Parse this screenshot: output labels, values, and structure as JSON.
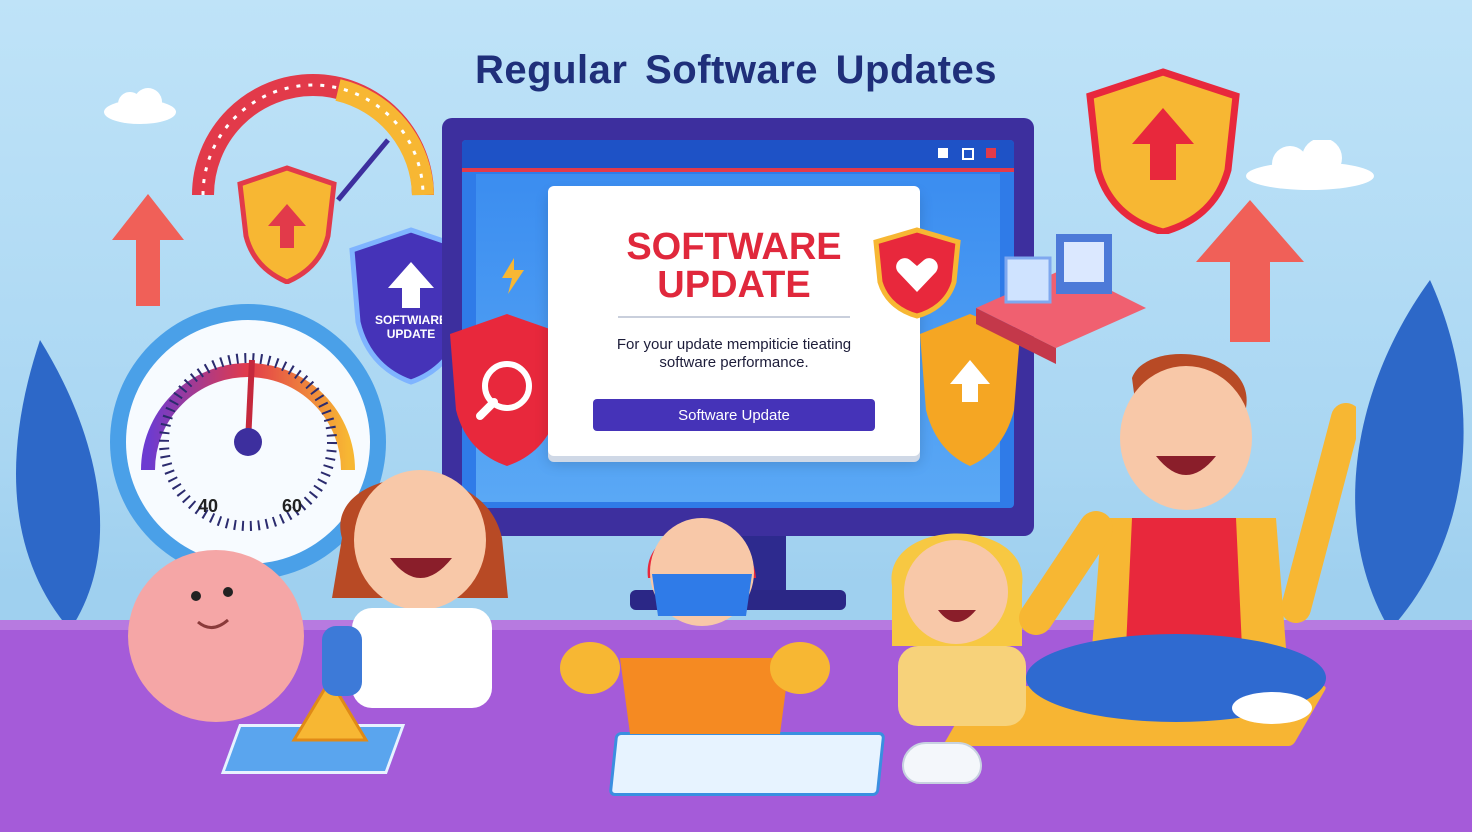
{
  "title": "Regular Software  Updates",
  "screen": {
    "dialog_title_line1": "SOFTWARE",
    "dialog_title_line2": "UPDATE",
    "dialog_body_line1": "For your update mempiticie tieating",
    "dialog_body_line2": "software performance.",
    "button_label": "Software Update"
  },
  "badge": {
    "line1": "SOFTWIARE",
    "line2": "UPDATE"
  },
  "gauge": {
    "label_left": "40",
    "label_right": "60"
  },
  "icons": [
    "shield-arrow-icon",
    "speedometer-icon",
    "arrow-up-icon",
    "heart-shield-icon",
    "wrench-shield-icon",
    "cloud-icon",
    "lightning-icon",
    "keyboard-icon",
    "mouse-icon"
  ],
  "colors": {
    "accent_red": "#e0283c",
    "accent_blue": "#4533b8",
    "shield_yellow": "#f7b733",
    "floor_purple": "#a55bd9"
  }
}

============================================================

■ REQUEST: Quote all of the entries word for word, omitting any pictures.

■ RESPONSE:
Parse this screenshot: output labels, values, and structure as JSON.
{
  "title": "Regular Software  Updates",
  "screen": {
    "dialog_title_line1": "SOFTWARE",
    "dialog_title_line2": "UPDATE",
    "dialog_body_line1": "For your update mempiticie tieating",
    "dialog_body_line2": "software performance.",
    "button_label": "Software Update"
  },
  "badge": {
    "line1": "SOFTWIARE",
    "line2": "UPDATE"
  },
  "gauge": {
    "label_left": "40",
    "label_right": "60"
  },
  "icons": [
    "shield-arrow-icon",
    "speedometer-icon",
    "arrow-up-icon",
    "heart-shield-icon",
    "wrench-shield-icon",
    "cloud-icon",
    "lightning-icon",
    "keyboard-icon",
    "mouse-icon"
  ],
  "colors": {
    "accent_red": "#e0283c",
    "accent_blue": "#4533b8",
    "shield_yellow": "#f7b733",
    "floor_purple": "#a55bd9"
  }
}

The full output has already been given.